* **DATA LISTING**
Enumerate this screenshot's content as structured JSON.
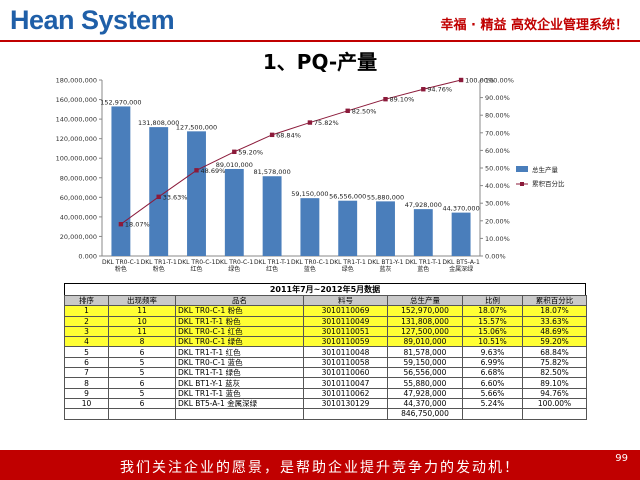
{
  "header": {
    "logo": "Hean System",
    "slogan": "幸福 · 精益  高效企业管理系统！"
  },
  "page_title": "1、PQ-产量",
  "chart_data": {
    "type": "bar",
    "categories": [
      "DKL TR0-C-1 粉色",
      "DKL TR1-T-1 粉色",
      "DKL TR0-C-1 红色",
      "DKL TR0-C-1 绿色",
      "DKL TR1-T-1 红色",
      "DKL TR0-C-1 蓝色",
      "DKL TR1-T-1 绿色",
      "DKL BT1-Y-1 蓝灰",
      "DKL TR1-T-1 蓝色",
      "DKL BT5-A-1 金属深绿"
    ],
    "series": [
      {
        "name": "总生产量",
        "type": "bar",
        "axis": "left",
        "color": "#4A7EBB",
        "values": [
          152970000,
          131808000,
          127500000,
          89010000,
          81578000,
          59150000,
          56556000,
          55880000,
          47928000,
          44370000
        ],
        "labels": [
          "152,970,000",
          "131,808,000",
          "127,500,000",
          "89,010,000",
          "81,578,000",
          "59,150,000",
          "56,556,000",
          "55,880,000",
          "47,928,000",
          "44,370,000"
        ]
      },
      {
        "name": "累积百分比",
        "type": "line",
        "axis": "right",
        "color": "#8B1A3A",
        "values": [
          18.07,
          33.63,
          48.69,
          59.2,
          68.84,
          75.82,
          82.5,
          89.1,
          94.76,
          100
        ],
        "labels": [
          "18.07%",
          "33.63%",
          "48.69%",
          "59.20%",
          "68.84%",
          "75.82%",
          "82.50%",
          "89.10%",
          "94.76%",
          "100.00%"
        ]
      }
    ],
    "ylim": [
      0,
      180000000
    ],
    "y_ticks": [
      "0.000",
      "20,000,000",
      "40,000,000",
      "60,000,000",
      "80,000,000",
      "100,000,000",
      "120,000,000",
      "140,000,000",
      "160,000,000",
      "180,000,000"
    ],
    "y2lim": [
      0,
      100
    ],
    "y2_ticks": [
      "0.00%",
      "10.00%",
      "20.00%",
      "30.00%",
      "40.00%",
      "50.00%",
      "60.00%",
      "70.00%",
      "80.00%",
      "90.00%",
      "100.00%"
    ],
    "legend_position": "right",
    "grid": false
  },
  "table": {
    "title": "2011年7月~2012年5月数据",
    "headers": [
      "排序",
      "出现频率",
      "品名",
      "料号",
      "总生产量",
      "比例",
      "累积百分比"
    ],
    "rows": [
      [
        "1",
        "11",
        "DKL TR0-C-1 粉色",
        "3010110069",
        "152,970,000",
        "18.07%",
        "18.07%"
      ],
      [
        "2",
        "10",
        "DKL TR1-T-1 粉色",
        "3010110049",
        "131,808,000",
        "15.57%",
        "33.63%"
      ],
      [
        "3",
        "11",
        "DKL TR0-C-1 红色",
        "3010110051",
        "127,500,000",
        "15.06%",
        "48.69%"
      ],
      [
        "4",
        "8",
        "DKL TR0-C-1 绿色",
        "3010110059",
        "89,010,000",
        "10.51%",
        "59.20%"
      ],
      [
        "5",
        "6",
        "DKL TR1-T-1 红色",
        "3010110048",
        "81,578,000",
        "9.63%",
        "68.84%"
      ],
      [
        "6",
        "5",
        "DKL TR0-C-1 蓝色",
        "3010110058",
        "59,150,000",
        "6.99%",
        "75.82%"
      ],
      [
        "7",
        "5",
        "DKL TR1-T-1 绿色",
        "3010110060",
        "56,556,000",
        "6.68%",
        "82.50%"
      ],
      [
        "8",
        "6",
        "DKL BT1-Y-1 蓝灰",
        "3010110047",
        "55,880,000",
        "6.60%",
        "89.10%"
      ],
      [
        "9",
        "5",
        "DKL TR1-T-1 蓝色",
        "3010110062",
        "47,928,000",
        "5.66%",
        "94.76%"
      ],
      [
        "10",
        "6",
        "DKL BT5-A-1 金属深绿",
        "3010130129",
        "44,370,000",
        "5.24%",
        "100.00%"
      ]
    ],
    "total": "846,750,000",
    "highlighted_rows": 4,
    "highlight_color": "#FFFF33"
  },
  "footer": {
    "slogan": "我们关注企业的愿景，是帮助企业提升竞争力的发动机！",
    "page_number": "99"
  }
}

* **YOUR INSTRUCTIONS**
How many lines of the listing include the string "slogan"? Answer with the number alone.

* **RESPONSE**
2